* Start PROVIDED DATA *
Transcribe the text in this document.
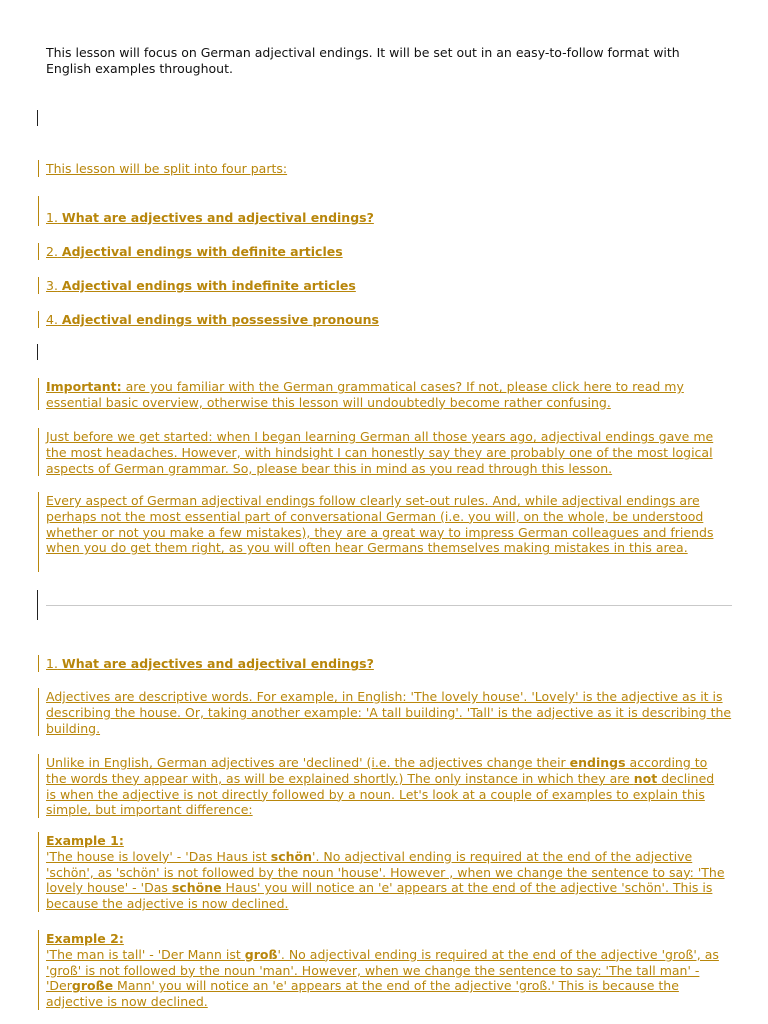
This lesson will focus on German adjectival endings. It will be set out in an easy-to-follow format with English examples throughout.
This lesson will be split into four parts:
1. What are adjectives and adjectival endings?
2. Adjectival endings with definite articles
3. Adjectival endings with indefinite articles
4. Adjectival endings with possessive pronouns
Important: are you familiar with the German grammatical cases? If not, please click here to read my essential basic overview, otherwise this lesson will undoubtedly become rather confusing.
Just before we get started: when I began learning German all those years ago, adjectival endings gave me the most headaches. However, with hindsight I can honestly say they are probably one of the most logical aspects of German grammar. So, please bear this in mind as you read through this lesson.
Every aspect of German adjectival endings follow clearly set-out rules. And, while adjectival endings are perhaps not the most essential part of conversational German (i.e. you will, on the whole, be understood whether or not you make a few mistakes), they are a great way to impress German colleagues and friends when you do get them right, as you will often hear Germans themselves making mistakes in this area.
1. What are adjectives and adjectival endings?
Adjectives are descriptive words. For example, in English: 'The lovely house'. 'Lovely' is the adjective as it is describing the house. Or, taking another example: 'A tall building'. 'Tall' is the adjective as it is describing the building.
Unlike in English, German adjectives are 'declined' (i.e. the adjectives change their endings according to the words they appear with, as will be explained shortly.) The only instance in which they are not declined is when the adjective is not directly followed by a noun. Let's look at a couple of examples to explain this simple, but important difference:
Example 1:
'The house is lovely' - 'Das Haus ist schön'. No adjectival ending is required at the end of the adjective 'schön', as 'schön' is not followed by the noun 'house'. However , when we change the sentence to say: 'The lovely house' - 'Das schöne Haus' you will notice an 'e' appears at the end of the adjective 'schön'. This is because the adjective is now declined.
Example 2:
'The man is tall' - 'Der Mann ist groß'. No adjectival ending is required at the end of the adjective 'groß', as 'groß' is not followed by the noun 'man'. However, when we change the sentence to say: 'The tall man' - 'Dergroße Mann' you will notice an 'e' appears at the end of the adjective 'groß.' This is because the adjective is now declined.
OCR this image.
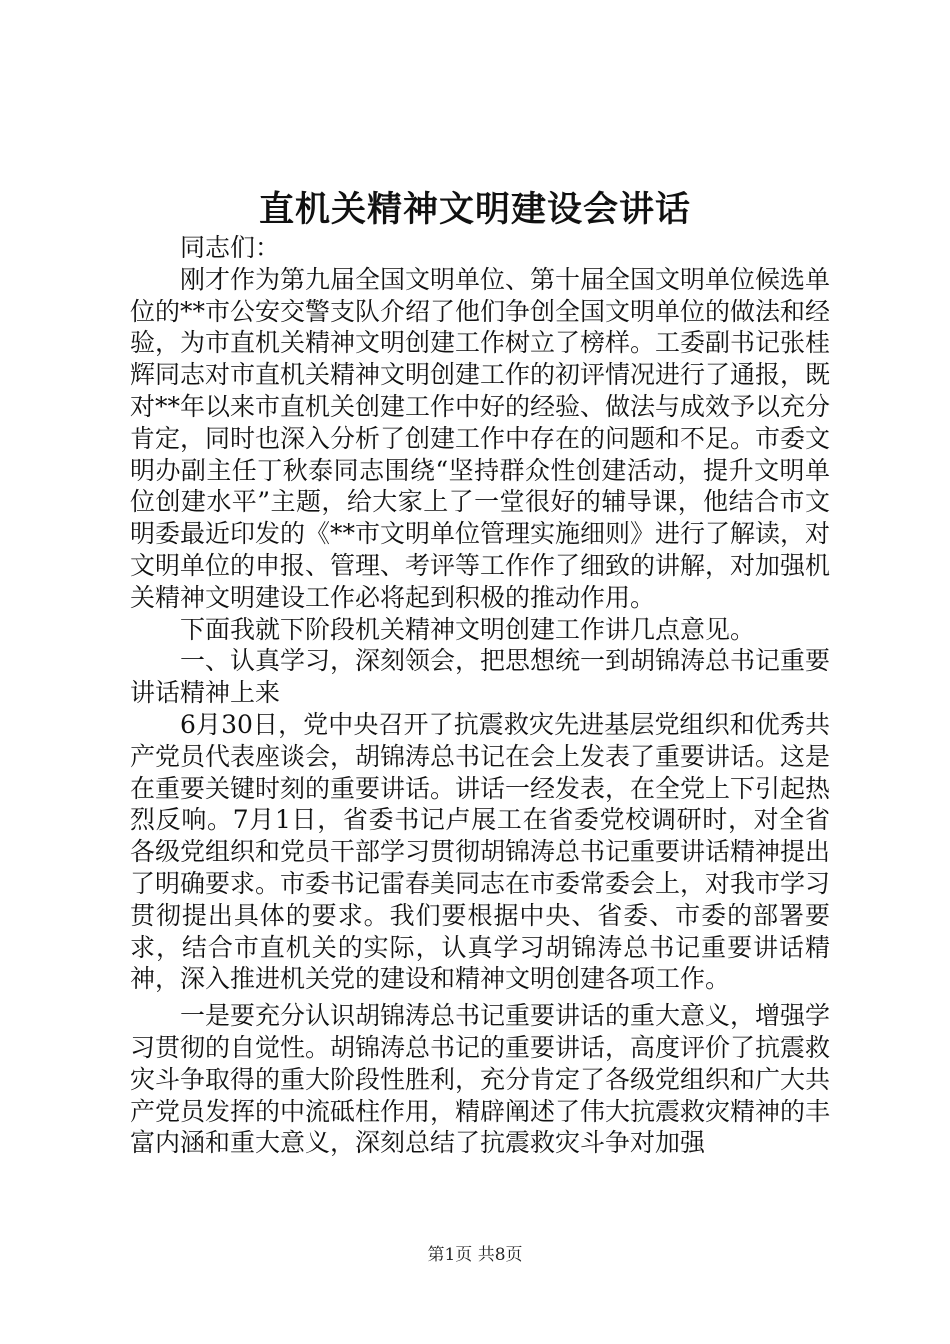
直机关精神文明建设会讲话

同志们：

刚才作为第九届全国文明单位、第十届全国文明单位候选单位的**市公安交警支队介绍了他们争创全国文明单位的做法和经验，为市直机关精神文明创建工作树立了榜样。工委副书记张桂辉同志对市直机关精神文明创建工作的初评情况进行了通报，既对**年以来市直机关创建工作中好的经验、做法与成效予以充分肯定，同时也深入分析了创建工作中存在的问题和不足。市委文明办副主任丁秋泰同志围绕“坚持群众性创建活动，提升文明单位创建水平”主题，给大家上了一堂很好的辅导课，他结合市文明委最近印发的《**市文明单位管理实施细则》进行了解读，对文明单位的申报、管理、考评等工作作了细致的讲解，对加强机关精神文明建设工作必将起到积极的推动作用。

下面我就下阶段机关精神文明创建工作讲几点意见。

一、认真学习，深刻领会，把思想统一到胡锦涛总书记重要讲话精神上来

6月30日，党中央召开了抗震救灾先进基层党组织和优秀共产党员代表座谈会，胡锦涛总书记在会上发表了重要讲话。这是在重要关键时刻的重要讲话。讲话一经发表，在全党上下引起热烈反响。7月1日，省委书记卢展工在省委党校调研时，对全省各级党组织和党员干部学习贯彻胡锦涛总书记重要讲话精神提出了明确要求。市委书记雷春美同志在市委常委会上，对我市学习贯彻提出具体的要求。我们要根据中央、省委、市委的部署要求，结合市直机关的实际，认真学习胡锦涛总书记重要讲话精神，深入推进机关党的建设和精神文明创建各项工作。

一是要充分认识胡锦涛总书记重要讲话的重大意义，增强学习贯彻的自觉性。胡锦涛总书记的重要讲话，高度评价了抗震救灾斗争取得的重大阶段性胜利，充分肯定了各级党组织和广大共产党员发挥的中流砥柱作用，精辟阐述了伟大抗震救灾精神的丰富内涵和重大意义，深刻总结了抗震救灾斗争对加强

第1页 共8页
* End PROVIDED DATA *
■ THE TASK
Can you restate all the records above word for word while dropping the pictures?

■ SOLUTION FOR THIS TASK
Transcribe the text in this document.
This lesson will focus on German adjectival endings. It will be set out in an easy-to-follow format with English examples throughout.
This lesson will be split into four parts:
1. What are adjectives and adjectival endings?
2. Adjectival endings with definite articles
3. Adjectival endings with indefinite articles
4. Adjectival endings with possessive pronouns
Important: are you familiar with the German grammatical cases? If not, please click here to read my essential basic overview, otherwise this lesson will undoubtedly become rather confusing.
Just before we get started: when I began learning German all those years ago, adjectival endings gave me the most headaches. However, with hindsight I can honestly say they are probably one of the most logical aspects of German grammar. So, please bear this in mind as you read through this lesson.
Every aspect of German adjectival endings follow clearly set-out rules. And, while adjectival endings are perhaps not the most essential part of conversational German (i.e. you will, on the whole, be understood whether or not you make a few mistakes), they are a great way to impress German colleagues and friends when you do get them right, as you will often hear Germans themselves making mistakes in this area.
1. What are adjectives and adjectival endings?
Adjectives are descriptive words. For example, in English: 'The lovely house'. 'Lovely' is the adjective as it is describing the house. Or, taking another example: 'A tall building'. 'Tall' is the adjective as it is describing the building.
Unlike in English, German adjectives are 'declined' (i.e. the adjectives change their endings according to the words they appear with, as will be explained shortly.) The only instance in which they are not declined is when the adjective is not directly followed by a noun. Let's look at a couple of examples to explain this simple, but important difference:
Example 1:
'The house is lovely' - 'Das Haus ist schön'. No adjectival ending is required at the end of the adjective 'schön', as 'schön' is not followed by the noun 'house'. However , when we change the sentence to say: 'The lovely house' - 'Das schöne Haus' you will notice an 'e' appears at the end of the adjective 'schön'. This is because the adjective is now declined.
Example 2:
'The man is tall' - 'Der Mann ist groß'. No adjectival ending is required at the end of the adjective 'groß', as 'groß' is not followed by the noun 'man'. However, when we change the sentence to say: 'The tall man' - 'Dergroße Mann' you will notice an 'e' appears at the end of the adjective 'groß.' This is because the adjective is now declined.
OCR this image.
直机关精神文明建设会讲话

同志们：

刚才作为第九届全国文明单位、第十届全国文明单位候选单位的**市公安交警支队介绍了他们争创全国文明单位的做法和经验，为市直机关精神文明创建工作树立了榜样。工委副书记张桂辉同志对市直机关精神文明创建工作的初评情况进行了通报，既对**年以来市直机关创建工作中好的经验、做法与成效予以充分肯定，同时也深入分析了创建工作中存在的问题和不足。市委文明办副主任丁秋泰同志围绕“坚持群众性创建活动，提升文明单位创建水平”主题，给大家上了一堂很好的辅导课，他结合市文明委最近印发的《**市文明单位管理实施细则》进行了解读，对文明单位的申报、管理、考评等工作作了细致的讲解，对加强机关精神文明建设工作必将起到积极的推动作用。

下面我就下阶段机关精神文明创建工作讲几点意见。

一、认真学习，深刻领会，把思想统一到胡锦涛总书记重要讲话精神上来

6月30日，党中央召开了抗震救灾先进基层党组织和优秀共产党员代表座谈会，胡锦涛总书记在会上发表了重要讲话。这是在重要关键时刻的重要讲话。讲话一经发表，在全党上下引起热烈反响。7月1日，省委书记卢展工在省委党校调研时，对全省各级党组织和党员干部学习贯彻胡锦涛总书记重要讲话精神提出了明确要求。市委书记雷春美同志在市委常委会上，对我市学习贯彻提出具体的要求。我们要根据中央、省委、市委的部署要求，结合市直机关的实际，认真学习胡锦涛总书记重要讲话精神，深入推进机关党的建设和精神文明创建各项工作。

一是要充分认识胡锦涛总书记重要讲话的重大意义，增强学习贯彻的自觉性。胡锦涛总书记的重要讲话，高度评价了抗震救灾斗争取得的重大阶段性胜利，充分肯定了各级党组织和广大共产党员发挥的中流砥柱作用，精辟阐述了伟大抗震救灾精神的丰富内涵和重大意义，深刻总结了抗震救灾斗争对加强

第1页 共8页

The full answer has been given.